═══ INFORMATION SHOWN ═══

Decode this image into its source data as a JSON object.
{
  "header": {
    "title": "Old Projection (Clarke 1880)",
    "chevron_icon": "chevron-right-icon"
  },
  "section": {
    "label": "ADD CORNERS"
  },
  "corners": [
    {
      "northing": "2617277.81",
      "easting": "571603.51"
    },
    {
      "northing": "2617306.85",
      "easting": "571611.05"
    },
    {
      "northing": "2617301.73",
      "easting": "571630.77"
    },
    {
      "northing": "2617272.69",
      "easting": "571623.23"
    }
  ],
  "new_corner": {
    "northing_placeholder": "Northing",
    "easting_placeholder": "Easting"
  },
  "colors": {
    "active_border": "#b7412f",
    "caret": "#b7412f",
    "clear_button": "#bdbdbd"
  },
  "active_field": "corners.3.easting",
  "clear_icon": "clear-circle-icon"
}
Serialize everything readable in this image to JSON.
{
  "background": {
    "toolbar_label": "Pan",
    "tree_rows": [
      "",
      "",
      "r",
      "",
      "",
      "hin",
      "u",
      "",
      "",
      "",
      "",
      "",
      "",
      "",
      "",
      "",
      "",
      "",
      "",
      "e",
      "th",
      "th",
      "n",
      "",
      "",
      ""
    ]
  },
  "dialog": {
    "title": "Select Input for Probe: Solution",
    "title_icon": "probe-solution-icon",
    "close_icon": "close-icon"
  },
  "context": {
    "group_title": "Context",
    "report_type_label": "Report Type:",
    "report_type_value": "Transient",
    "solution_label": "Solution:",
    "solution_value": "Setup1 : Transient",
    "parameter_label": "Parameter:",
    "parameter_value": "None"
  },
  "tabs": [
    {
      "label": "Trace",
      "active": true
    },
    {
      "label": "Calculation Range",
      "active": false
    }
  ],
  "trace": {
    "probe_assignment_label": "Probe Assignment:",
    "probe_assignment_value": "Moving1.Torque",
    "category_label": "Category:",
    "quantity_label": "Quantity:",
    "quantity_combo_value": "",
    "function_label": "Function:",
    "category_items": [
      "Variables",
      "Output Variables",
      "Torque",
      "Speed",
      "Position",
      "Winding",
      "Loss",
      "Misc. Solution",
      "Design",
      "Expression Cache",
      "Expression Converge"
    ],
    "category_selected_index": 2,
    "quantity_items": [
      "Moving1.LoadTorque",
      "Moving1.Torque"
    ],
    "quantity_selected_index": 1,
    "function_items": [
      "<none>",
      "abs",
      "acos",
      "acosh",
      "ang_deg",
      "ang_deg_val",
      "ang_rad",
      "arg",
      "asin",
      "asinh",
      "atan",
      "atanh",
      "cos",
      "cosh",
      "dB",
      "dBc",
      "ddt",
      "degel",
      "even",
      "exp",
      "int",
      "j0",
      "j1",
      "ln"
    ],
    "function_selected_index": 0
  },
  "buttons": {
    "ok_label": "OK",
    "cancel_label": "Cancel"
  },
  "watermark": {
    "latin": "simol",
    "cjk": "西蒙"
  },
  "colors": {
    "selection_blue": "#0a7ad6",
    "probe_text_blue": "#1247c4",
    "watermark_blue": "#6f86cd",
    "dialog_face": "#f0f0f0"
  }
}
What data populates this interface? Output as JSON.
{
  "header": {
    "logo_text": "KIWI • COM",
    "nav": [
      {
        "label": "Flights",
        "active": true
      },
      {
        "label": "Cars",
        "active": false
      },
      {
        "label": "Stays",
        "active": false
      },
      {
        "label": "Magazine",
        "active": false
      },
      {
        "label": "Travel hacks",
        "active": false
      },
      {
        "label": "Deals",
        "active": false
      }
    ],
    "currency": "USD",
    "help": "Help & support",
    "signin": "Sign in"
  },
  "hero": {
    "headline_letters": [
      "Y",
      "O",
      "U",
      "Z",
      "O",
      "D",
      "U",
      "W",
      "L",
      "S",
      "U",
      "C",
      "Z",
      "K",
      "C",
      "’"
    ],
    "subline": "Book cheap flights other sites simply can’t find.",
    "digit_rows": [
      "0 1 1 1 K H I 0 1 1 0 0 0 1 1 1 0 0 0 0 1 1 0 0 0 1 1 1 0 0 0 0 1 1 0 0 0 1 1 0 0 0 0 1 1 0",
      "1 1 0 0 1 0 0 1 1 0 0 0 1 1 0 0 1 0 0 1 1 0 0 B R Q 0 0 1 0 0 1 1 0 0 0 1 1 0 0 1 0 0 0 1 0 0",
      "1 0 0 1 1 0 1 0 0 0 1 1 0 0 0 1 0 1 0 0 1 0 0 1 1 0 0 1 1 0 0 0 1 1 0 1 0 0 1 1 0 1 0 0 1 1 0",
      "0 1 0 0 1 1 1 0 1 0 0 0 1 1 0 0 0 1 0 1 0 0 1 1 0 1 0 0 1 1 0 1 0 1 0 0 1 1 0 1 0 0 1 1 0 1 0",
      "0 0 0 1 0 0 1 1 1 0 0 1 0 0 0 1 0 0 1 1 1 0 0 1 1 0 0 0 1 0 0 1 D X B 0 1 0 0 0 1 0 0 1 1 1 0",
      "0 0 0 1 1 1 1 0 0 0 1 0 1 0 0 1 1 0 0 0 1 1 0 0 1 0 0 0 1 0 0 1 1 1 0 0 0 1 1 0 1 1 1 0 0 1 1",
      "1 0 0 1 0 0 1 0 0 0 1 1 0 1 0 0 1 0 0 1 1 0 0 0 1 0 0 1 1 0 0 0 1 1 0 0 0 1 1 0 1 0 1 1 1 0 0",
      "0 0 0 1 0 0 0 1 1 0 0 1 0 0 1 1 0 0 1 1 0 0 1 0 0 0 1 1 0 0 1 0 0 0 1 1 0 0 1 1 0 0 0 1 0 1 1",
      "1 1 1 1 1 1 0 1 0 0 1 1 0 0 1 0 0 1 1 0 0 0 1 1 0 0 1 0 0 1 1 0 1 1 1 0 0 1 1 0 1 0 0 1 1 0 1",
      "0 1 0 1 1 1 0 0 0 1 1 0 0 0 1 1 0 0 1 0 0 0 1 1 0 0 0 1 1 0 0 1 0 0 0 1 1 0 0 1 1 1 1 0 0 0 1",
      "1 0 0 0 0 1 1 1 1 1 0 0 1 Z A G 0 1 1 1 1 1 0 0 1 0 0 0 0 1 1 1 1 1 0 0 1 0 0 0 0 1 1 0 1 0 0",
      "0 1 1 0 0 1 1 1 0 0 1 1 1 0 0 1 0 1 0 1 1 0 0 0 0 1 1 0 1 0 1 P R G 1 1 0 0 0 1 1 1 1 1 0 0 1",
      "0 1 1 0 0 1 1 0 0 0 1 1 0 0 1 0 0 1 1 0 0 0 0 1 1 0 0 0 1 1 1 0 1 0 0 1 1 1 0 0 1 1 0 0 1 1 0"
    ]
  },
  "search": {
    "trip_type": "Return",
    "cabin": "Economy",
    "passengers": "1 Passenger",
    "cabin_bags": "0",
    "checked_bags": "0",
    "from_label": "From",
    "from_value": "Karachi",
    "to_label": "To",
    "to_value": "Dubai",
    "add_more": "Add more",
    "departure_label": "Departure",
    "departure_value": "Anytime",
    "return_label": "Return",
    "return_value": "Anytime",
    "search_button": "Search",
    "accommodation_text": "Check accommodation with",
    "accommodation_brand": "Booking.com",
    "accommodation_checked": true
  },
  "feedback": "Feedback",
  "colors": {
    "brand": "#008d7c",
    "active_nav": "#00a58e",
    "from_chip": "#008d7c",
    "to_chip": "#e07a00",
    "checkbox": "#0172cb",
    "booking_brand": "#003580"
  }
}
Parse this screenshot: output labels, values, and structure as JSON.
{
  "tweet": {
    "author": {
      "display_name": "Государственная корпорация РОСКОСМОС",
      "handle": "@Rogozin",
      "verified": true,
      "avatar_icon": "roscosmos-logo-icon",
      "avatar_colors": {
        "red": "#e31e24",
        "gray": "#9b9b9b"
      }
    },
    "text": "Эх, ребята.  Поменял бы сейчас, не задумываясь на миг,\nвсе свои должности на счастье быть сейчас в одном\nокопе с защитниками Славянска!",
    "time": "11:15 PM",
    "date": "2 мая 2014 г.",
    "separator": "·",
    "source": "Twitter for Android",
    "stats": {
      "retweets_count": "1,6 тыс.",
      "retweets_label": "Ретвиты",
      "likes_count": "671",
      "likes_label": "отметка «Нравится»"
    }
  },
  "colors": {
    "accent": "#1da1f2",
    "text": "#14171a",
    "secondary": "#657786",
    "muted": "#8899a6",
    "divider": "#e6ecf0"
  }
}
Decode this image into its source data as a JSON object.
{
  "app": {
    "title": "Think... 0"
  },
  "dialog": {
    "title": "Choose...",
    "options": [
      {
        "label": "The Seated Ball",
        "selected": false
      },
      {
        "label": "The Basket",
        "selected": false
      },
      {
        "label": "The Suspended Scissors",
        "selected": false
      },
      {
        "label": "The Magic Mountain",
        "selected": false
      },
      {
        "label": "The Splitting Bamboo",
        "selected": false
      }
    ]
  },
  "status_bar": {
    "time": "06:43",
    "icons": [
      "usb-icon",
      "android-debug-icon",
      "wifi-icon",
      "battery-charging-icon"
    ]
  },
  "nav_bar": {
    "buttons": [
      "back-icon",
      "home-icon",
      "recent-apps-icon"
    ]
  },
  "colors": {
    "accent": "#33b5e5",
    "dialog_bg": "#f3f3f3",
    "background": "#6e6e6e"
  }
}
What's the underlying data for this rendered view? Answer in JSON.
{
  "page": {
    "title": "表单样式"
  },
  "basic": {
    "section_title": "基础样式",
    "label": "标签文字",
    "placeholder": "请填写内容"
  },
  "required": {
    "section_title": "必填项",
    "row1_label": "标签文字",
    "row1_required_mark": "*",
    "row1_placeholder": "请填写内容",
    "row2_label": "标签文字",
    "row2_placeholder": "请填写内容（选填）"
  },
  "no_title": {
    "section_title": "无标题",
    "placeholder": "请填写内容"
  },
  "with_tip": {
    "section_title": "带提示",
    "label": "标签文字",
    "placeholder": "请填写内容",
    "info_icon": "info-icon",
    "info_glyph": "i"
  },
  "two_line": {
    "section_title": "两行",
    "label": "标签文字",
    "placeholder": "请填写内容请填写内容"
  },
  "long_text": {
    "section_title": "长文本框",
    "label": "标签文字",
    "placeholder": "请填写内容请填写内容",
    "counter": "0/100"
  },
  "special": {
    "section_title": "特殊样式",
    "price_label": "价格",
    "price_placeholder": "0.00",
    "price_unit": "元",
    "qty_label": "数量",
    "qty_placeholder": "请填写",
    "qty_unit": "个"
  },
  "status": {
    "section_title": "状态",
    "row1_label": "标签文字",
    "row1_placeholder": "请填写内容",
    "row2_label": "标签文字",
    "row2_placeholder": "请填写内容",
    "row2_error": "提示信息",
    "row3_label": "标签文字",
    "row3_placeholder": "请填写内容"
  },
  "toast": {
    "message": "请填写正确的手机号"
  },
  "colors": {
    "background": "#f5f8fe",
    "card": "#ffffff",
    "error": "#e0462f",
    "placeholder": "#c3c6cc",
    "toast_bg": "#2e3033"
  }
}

═══

## WRITTEN INSTRUCTION
Repeat, without changes, every line from the one that contains "What's the underlying" through the final line of the data.

## THE OUTPUT
What's the underlying data for this rendered view? Answer in JSON.
{
  "page": {
    "title": "表单样式"
  },
  "basic": {
    "section_title": "基础样式",
    "label": "标签文字",
    "placeholder": "请填写内容"
  },
  "required": {
    "section_title": "必填项",
    "row1_label": "标签文字",
    "row1_required_mark": "*",
    "row1_placeholder": "请填写内容",
    "row2_label": "标签文字",
    "row2_placeholder": "请填写内容（选填）"
  },
  "no_title": {
    "section_title": "无标题",
    "placeholder": "请填写内容"
  },
  "with_tip": {
    "section_title": "带提示",
    "label": "标签文字",
    "placeholder": "请填写内容",
    "info_icon": "info-icon",
    "info_glyph": "i"
  },
  "two_line": {
    "section_title": "两行",
    "label": "标签文字",
    "placeholder": "请填写内容请填写内容"
  },
  "long_text": {
    "section_title": "长文本框",
    "label": "标签文字",
    "placeholder": "请填写内容请填写内容",
    "counter": "0/100"
  },
  "special": {
    "section_title": "特殊样式",
    "price_label": "价格",
    "price_placeholder": "0.00",
    "price_unit": "元",
    "qty_label": "数量",
    "qty_placeholder": "请填写",
    "qty_unit": "个"
  },
  "status": {
    "section_title": "状态",
    "row1_label": "标签文字",
    "row1_placeholder": "请填写内容",
    "row2_label": "标签文字",
    "row2_placeholder": "请填写内容",
    "row2_error": "提示信息",
    "row3_label": "标签文字",
    "row3_placeholder": "请填写内容"
  },
  "toast": {
    "message": "请填写正确的手机号"
  },
  "colors": {
    "background": "#f5f8fe",
    "card": "#ffffff",
    "error": "#e0462f",
    "placeholder": "#c3c6cc",
    "toast_bg": "#2e3033"
  }
}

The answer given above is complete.